• **What to work on**
Omit all images. Transcribe the rest of the material below exactly.

++++++++

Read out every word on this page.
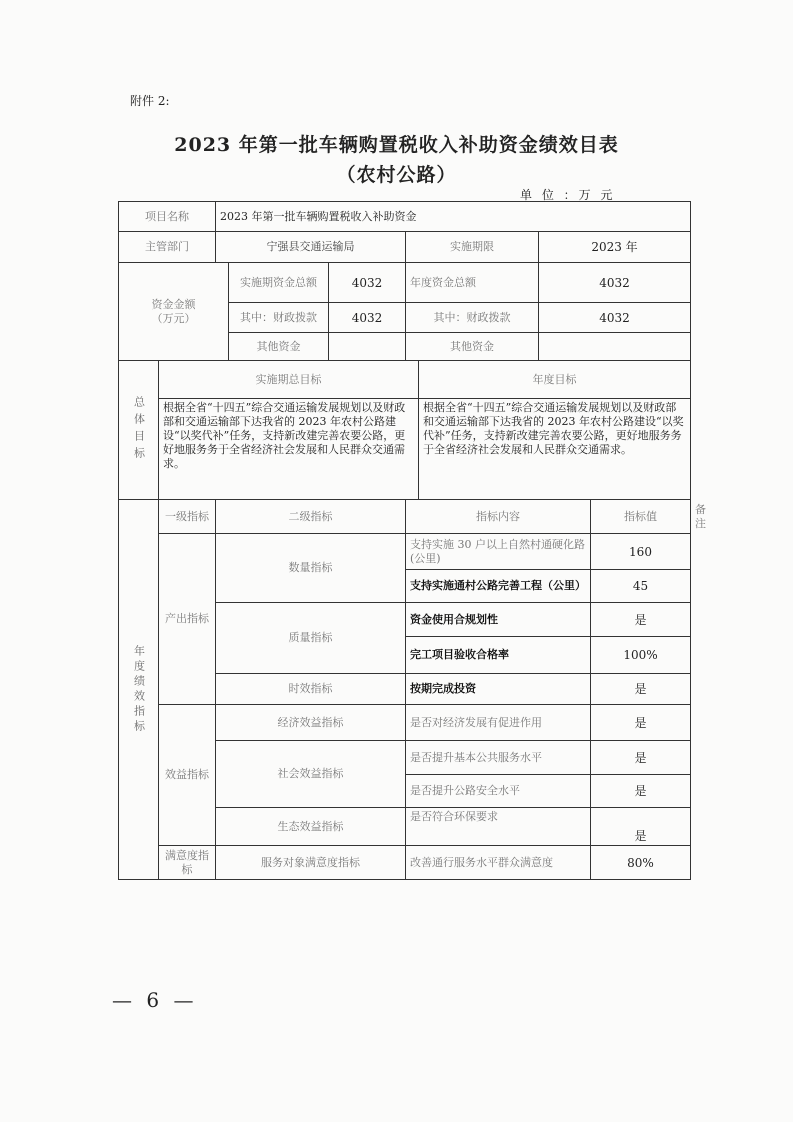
附件 2:
2023 年第一批车辆购置税收入补助资金绩效目表
（农村公路）
单 位 ：万 元
项目名称		2023 年第一批车辆购置税收入补助资金							
主管部门		宁强县交通运输局			实施期限		2023 年		

资金金额
（万元）			实施期资金总额	4032	年度资金总额		4032		
			其中：财政拨款	4032	其中：财政拨款		4032		
			其他资金		其他资金				
总体目标	实施期总目标					年度目标			
	根据全省“十四五”综合交通运输发展规划以及财政部和交通运输部下达我省的 2023 年农村公路建设“以奖代补”任务，支持新改建完善农要公路，更好地服务务于全省经济社会发展和人民群众交通需求。					根据全省“十四五”综合交通运输发展规划以及财政部和交通运输部下达我省的 2023 年农村公路建设“以奖代补”任务，支持新改建完善农要公路，更好地服务务于全省经济社会发展和人民群众交通需求。			
年度绩效指标	一级指标	二级指标			指标内容			指标值	备注
	产出指标	数量指标			支持实施 30 户以上自然村通硬化路(公里)			160	
					支持实施通村公路完善工程（公里）			45	
		质量指标			资金使用合规划性			是	
					完工项目验收合格率			100%	
		时效指标			按期完成投资			是	
	效益指标	经济效益指标			是否对经济发展有促进作用			是	
		社会效益指标			是否提升基本公共服务水平			是	
					是否提升公路安全水平			是	
		生态效益指标			是否符合环保要求			是	
	满意度指标	服务对象满意度指标			改善通行服务水平群众满意度			80%	
— 6 —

++++++++

• **Solution to this task**
Read out every word on this page.
附件 2:
2023 年第一批车辆购置税收入补助资金绩效目表
（农村公路）
单 位 ：万 元
项目名称		2023 年第一批车辆购置税收入补助资金							
主管部门		宁强县交通运输局			实施期限		2023 年		

资金金额
（万元）			实施期资金总额	4032	年度资金总额		4032		
			其中：财政拨款	4032	其中：财政拨款		4032		
			其他资金		其他资金				
总体目标	实施期总目标					年度目标			
	根据全省“十四五”综合交通运输发展规划以及财政部和交通运输部下达我省的 2023 年农村公路建设“以奖代补”任务，支持新改建完善农要公路，更好地服务务于全省经济社会发展和人民群众交通需求。					根据全省“十四五”综合交通运输发展规划以及财政部和交通运输部下达我省的 2023 年农村公路建设“以奖代补”任务，支持新改建完善农要公路，更好地服务务于全省经济社会发展和人民群众交通需求。			
年度绩效指标	一级指标	二级指标			指标内容			指标值	备注
	产出指标	数量指标			支持实施 30 户以上自然村通硬化路(公里)			160	
					支持实施通村公路完善工程（公里）			45	
		质量指标			资金使用合规划性			是	
					完工项目验收合格率			100%	
		时效指标			按期完成投资			是	
	效益指标	经济效益指标			是否对经济发展有促进作用			是	
		社会效益指标			是否提升基本公共服务水平			是	
					是否提升公路安全水平			是	
		生态效益指标			是否符合环保要求			是	
	满意度指标	服务对象满意度指标			改善通行服务水平群众满意度			80%	
— 6 —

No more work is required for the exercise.